What you should do —
Pull out each line of the data that includes the word "structured".

[START Stored rows]

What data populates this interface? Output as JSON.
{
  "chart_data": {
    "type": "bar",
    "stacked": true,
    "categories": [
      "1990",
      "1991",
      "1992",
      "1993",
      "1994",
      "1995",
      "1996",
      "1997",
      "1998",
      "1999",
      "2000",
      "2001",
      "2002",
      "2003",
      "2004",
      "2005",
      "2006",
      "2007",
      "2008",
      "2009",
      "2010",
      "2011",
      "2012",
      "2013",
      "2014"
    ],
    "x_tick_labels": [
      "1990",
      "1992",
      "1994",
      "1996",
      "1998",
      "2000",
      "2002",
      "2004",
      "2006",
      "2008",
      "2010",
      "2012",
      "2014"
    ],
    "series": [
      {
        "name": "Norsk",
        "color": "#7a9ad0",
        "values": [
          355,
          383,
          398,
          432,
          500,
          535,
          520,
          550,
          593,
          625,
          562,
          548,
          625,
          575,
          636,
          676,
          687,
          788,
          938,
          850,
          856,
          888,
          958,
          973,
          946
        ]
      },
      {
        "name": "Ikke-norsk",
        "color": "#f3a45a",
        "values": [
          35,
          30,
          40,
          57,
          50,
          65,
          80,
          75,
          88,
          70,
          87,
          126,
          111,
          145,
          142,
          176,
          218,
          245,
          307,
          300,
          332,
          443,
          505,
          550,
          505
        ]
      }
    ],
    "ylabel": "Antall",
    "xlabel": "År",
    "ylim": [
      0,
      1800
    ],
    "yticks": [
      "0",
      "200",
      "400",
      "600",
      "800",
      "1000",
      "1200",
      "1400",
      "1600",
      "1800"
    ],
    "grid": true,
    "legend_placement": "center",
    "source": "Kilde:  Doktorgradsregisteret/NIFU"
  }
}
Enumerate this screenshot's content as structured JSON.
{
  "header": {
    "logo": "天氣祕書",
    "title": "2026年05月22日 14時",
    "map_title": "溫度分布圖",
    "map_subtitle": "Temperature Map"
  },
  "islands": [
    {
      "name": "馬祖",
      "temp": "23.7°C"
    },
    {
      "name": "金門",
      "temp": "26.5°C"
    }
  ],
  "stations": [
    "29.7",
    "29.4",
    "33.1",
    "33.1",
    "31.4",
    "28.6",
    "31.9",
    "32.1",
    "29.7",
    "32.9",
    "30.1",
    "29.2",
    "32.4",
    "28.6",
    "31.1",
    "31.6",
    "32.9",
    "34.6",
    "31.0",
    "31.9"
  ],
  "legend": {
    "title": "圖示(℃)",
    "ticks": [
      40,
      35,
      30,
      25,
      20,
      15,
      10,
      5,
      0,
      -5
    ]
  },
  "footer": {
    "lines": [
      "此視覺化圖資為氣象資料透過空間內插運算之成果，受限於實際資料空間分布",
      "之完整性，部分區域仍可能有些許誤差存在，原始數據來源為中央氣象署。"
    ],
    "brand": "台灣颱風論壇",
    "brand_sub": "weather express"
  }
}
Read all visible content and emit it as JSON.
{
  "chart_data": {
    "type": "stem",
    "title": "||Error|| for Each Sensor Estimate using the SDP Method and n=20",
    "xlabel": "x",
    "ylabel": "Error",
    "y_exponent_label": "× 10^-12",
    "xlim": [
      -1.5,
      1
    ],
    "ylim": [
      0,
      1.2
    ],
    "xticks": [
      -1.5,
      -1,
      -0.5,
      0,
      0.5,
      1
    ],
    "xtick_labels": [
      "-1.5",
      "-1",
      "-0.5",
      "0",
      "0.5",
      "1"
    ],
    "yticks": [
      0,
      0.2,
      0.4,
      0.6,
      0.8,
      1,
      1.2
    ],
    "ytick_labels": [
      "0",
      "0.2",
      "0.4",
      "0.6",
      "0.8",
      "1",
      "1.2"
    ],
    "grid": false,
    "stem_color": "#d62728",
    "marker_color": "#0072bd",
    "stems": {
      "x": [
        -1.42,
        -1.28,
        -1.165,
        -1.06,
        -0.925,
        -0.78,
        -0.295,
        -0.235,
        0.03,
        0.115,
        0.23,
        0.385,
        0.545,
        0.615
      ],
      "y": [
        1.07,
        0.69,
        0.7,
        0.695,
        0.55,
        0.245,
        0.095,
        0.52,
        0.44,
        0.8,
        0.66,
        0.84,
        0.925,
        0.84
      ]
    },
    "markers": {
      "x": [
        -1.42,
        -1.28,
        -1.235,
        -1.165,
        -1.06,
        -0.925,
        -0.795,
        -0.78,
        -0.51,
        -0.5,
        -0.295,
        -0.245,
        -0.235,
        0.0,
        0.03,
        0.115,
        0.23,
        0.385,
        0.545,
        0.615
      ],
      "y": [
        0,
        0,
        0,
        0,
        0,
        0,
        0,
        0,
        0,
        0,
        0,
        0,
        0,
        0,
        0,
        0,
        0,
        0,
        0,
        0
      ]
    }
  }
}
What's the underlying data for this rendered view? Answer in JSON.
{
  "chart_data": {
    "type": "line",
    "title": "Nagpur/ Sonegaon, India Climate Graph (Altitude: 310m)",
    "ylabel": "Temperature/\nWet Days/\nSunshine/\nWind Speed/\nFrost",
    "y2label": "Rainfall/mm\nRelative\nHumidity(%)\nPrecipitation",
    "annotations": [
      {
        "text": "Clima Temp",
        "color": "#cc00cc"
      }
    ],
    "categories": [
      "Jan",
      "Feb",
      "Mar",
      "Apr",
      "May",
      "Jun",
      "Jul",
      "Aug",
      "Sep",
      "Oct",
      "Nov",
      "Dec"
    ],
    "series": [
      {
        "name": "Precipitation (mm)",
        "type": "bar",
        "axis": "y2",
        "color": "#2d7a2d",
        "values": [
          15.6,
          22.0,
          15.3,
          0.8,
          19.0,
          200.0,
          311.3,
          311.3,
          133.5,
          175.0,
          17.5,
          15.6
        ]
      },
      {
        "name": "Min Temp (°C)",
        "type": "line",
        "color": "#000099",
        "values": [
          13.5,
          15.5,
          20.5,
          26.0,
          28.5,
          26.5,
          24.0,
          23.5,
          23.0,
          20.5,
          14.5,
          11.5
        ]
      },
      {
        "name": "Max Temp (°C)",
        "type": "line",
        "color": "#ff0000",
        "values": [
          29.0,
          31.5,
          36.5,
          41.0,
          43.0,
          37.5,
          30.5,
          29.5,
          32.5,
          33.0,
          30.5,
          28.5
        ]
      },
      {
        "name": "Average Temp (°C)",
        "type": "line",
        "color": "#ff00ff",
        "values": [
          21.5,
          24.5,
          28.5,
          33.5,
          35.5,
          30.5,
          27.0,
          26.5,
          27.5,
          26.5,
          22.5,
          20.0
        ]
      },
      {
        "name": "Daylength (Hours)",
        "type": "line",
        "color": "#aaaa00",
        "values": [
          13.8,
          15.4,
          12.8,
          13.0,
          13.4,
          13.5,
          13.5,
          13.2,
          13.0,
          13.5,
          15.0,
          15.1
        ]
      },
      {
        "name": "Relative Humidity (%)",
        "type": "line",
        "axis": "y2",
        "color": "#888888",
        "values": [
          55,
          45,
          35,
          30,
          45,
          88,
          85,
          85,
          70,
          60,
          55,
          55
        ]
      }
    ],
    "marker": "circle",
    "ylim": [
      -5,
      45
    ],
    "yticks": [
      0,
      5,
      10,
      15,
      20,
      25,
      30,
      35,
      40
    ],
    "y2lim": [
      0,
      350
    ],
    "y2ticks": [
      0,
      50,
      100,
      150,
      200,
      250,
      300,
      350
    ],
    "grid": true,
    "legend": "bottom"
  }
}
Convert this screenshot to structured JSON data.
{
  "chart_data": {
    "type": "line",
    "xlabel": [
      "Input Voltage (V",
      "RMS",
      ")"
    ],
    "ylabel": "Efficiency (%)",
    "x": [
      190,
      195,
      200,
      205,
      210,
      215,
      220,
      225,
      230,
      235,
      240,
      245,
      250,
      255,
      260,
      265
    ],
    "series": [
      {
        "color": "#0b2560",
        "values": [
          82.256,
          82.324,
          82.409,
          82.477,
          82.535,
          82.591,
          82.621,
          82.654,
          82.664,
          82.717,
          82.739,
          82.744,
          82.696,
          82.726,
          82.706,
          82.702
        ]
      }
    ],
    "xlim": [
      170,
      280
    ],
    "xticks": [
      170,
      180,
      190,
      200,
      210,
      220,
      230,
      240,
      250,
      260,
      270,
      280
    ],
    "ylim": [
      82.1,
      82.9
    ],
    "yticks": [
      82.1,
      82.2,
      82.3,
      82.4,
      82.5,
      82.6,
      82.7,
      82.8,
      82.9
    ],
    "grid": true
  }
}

[END Stored rows]

Finished answer —
Enumerate this screenshot's content as structured JSON.
Convert this screenshot to structured JSON data.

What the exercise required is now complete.